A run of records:
>> Start

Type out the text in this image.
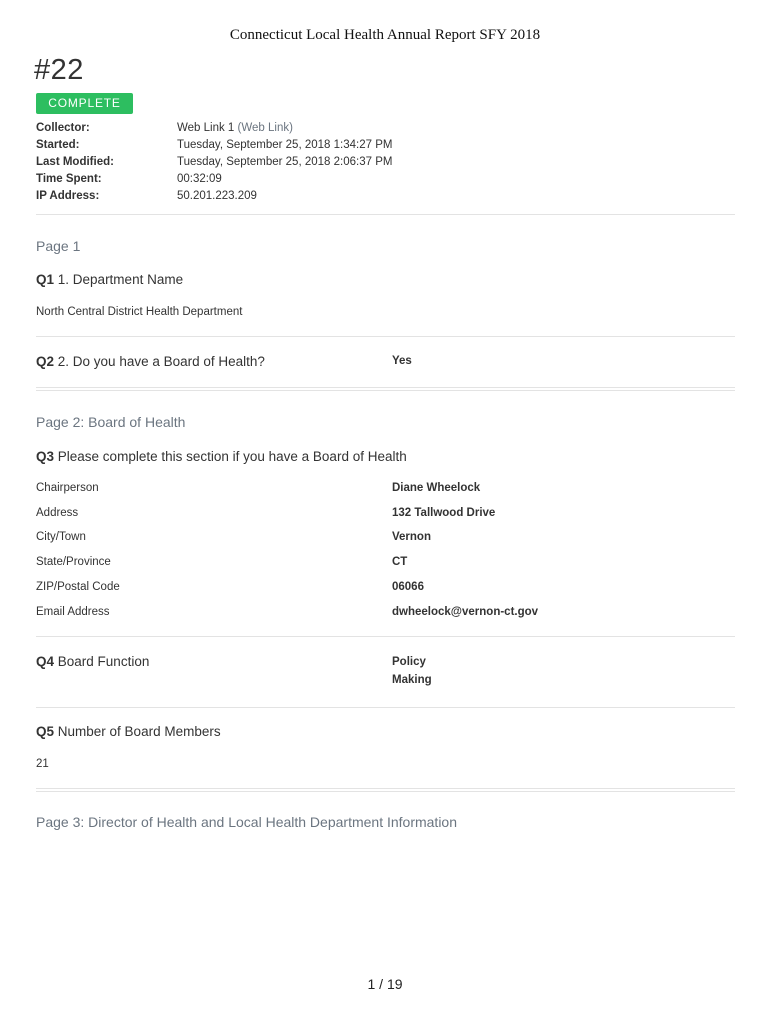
Connecticut Local Health Annual Report SFY 2018
#22
COMPLETE
Collector:	Web Link 1 (Web Link)
Started:	Tuesday, September 25, 2018 1:34:27 PM
Last Modified:	Tuesday, September 25, 2018 2:06:37 PM
Time Spent:	00:32:09
IP Address:	50.201.223.209
Page 1
Q1 1. Department Name
North Central District Health Department
Q2 2. Do you have a Board of Health?	Yes
Page 2: Board of Health
Q3 Please complete this section if you have a Board of Health
Chairperson	Diane Wheelock
Address	132 Tallwood Drive
City/Town	Vernon
State/Province	CT
ZIP/Postal Code	06066
Email Address	dwheelock@vernon-ct.gov
Q4 Board Function	Policy
Making
Q5 Number of Board Members
21
Page 3: Director of Health and Local Health Department Information
1 / 19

>> End

TASK PROMPT: Write the listing above out again exactly, dropping each image.

CORRECT RESPONSE:
Type out the text in this image.
Connecticut Local Health Annual Report SFY 2018
#22
COMPLETE
Collector:	Web Link 1 (Web Link)
Started:	Tuesday, September 25, 2018 1:34:27 PM
Last Modified:	Tuesday, September 25, 2018 2:06:37 PM
Time Spent:	00:32:09
IP Address:	50.201.223.209
Page 1
Q1 1. Department Name
North Central District Health Department
Q2 2. Do you have a Board of Health?	Yes
Page 2: Board of Health
Q3 Please complete this section if you have a Board of Health
Chairperson	Diane Wheelock
Address	132 Tallwood Drive
City/Town	Vernon
State/Province	CT
ZIP/Postal Code	06066
Email Address	dwheelock@vernon-ct.gov
Q4 Board Function	Policy
Making
Q5 Number of Board Members
21
Page 3: Director of Health and Local Health Department Information
1 / 19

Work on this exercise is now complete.